• _Goal of the exercise_:
Could you copy the listing from its first line through the line containing "legend-swatch (583, 603, 597, 612)", including both of those lines?

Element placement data
__________________________________________________

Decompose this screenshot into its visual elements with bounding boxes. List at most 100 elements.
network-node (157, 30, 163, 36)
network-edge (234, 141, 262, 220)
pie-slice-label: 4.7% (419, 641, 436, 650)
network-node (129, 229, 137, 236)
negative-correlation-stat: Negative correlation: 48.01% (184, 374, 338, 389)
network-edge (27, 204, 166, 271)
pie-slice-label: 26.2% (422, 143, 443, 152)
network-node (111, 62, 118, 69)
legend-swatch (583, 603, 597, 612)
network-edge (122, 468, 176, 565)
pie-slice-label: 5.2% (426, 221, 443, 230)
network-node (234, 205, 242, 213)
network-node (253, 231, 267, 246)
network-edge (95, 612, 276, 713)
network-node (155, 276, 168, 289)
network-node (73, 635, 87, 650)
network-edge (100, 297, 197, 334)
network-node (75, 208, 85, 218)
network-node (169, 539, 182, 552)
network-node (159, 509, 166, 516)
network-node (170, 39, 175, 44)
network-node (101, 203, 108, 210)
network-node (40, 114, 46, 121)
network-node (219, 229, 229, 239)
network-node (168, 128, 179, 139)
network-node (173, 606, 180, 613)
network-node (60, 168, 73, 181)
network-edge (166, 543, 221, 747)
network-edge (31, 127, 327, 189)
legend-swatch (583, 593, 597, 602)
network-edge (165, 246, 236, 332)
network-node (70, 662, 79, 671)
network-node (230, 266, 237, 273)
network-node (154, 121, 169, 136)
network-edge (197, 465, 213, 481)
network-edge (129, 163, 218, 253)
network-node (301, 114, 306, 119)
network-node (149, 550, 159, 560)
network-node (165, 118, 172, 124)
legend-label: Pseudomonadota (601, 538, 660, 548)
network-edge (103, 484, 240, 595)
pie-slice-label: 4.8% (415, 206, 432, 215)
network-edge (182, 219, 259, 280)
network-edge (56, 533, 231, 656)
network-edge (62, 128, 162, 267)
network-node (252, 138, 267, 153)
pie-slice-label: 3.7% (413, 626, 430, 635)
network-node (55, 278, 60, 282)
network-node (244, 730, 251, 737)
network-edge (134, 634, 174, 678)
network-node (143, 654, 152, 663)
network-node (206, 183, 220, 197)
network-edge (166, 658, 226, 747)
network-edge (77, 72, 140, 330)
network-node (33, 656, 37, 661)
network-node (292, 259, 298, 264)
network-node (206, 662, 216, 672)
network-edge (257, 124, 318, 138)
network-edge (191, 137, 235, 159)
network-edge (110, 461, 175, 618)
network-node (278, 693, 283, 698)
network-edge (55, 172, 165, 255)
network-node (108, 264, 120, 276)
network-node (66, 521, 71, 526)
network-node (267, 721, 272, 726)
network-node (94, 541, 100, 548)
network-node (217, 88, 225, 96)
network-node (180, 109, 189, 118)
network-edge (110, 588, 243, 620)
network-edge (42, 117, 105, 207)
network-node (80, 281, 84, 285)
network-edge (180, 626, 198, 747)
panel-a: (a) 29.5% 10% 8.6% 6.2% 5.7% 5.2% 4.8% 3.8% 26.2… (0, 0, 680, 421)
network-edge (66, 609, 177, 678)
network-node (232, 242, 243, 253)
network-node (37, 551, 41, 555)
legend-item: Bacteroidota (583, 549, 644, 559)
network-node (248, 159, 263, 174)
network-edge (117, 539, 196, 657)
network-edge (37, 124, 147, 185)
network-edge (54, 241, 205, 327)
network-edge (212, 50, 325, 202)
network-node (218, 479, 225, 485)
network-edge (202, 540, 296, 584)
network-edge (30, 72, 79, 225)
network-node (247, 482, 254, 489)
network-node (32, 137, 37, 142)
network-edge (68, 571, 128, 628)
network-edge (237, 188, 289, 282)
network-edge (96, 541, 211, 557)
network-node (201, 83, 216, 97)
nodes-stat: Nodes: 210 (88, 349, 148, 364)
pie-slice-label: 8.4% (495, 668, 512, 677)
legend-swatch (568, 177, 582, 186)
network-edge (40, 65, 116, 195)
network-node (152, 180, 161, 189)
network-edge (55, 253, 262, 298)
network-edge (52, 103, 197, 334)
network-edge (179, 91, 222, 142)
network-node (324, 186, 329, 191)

__________________________________________________

• _Response to the task_:
Decompose this screenshot into its visual elements with bounding boxes. List at most 100 elements.
network-node (157, 30, 163, 36)
network-edge (234, 141, 262, 220)
pie-slice-label: 4.7% (419, 641, 436, 650)
network-node (129, 229, 137, 236)
negative-correlation-stat: Negative correlation: 48.01% (184, 374, 338, 389)
network-edge (27, 204, 166, 271)
pie-slice-label: 26.2% (422, 143, 443, 152)
network-node (111, 62, 118, 69)
legend-swatch (583, 603, 597, 612)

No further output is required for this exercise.